Please count the lines in the listing below where the word "الأصل" appears. Give the number only.

┌─ PROVIDED RECORDS

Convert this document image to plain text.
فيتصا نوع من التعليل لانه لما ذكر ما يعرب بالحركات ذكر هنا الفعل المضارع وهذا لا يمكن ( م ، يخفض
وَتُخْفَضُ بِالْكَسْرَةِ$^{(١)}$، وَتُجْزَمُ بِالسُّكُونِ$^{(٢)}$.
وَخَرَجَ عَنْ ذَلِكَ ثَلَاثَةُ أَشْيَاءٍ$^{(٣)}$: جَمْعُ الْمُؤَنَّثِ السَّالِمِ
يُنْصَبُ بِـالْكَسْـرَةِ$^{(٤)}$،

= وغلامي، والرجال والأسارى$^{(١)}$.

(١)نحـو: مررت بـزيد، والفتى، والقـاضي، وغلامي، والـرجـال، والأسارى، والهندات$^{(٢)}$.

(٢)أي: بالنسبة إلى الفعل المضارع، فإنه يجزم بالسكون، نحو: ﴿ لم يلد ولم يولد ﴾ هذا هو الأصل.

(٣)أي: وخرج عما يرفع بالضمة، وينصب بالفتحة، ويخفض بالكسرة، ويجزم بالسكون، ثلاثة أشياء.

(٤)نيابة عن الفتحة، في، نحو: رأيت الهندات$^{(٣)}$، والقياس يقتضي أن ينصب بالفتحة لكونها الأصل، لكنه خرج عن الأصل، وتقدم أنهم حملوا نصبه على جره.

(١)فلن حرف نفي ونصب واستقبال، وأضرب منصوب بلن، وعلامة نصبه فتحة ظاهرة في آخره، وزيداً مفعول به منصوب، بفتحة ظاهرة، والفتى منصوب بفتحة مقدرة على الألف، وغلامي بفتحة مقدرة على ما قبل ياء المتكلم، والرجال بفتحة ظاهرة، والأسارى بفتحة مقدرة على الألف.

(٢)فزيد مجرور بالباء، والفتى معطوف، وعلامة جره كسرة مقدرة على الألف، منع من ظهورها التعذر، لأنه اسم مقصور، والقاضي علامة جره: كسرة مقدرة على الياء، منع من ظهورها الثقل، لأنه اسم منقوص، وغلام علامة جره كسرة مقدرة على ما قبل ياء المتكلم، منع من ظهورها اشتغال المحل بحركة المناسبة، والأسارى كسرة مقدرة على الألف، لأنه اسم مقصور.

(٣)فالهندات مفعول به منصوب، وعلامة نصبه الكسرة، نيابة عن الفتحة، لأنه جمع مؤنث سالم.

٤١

└─

_PROBLEM SOLUTION:_
2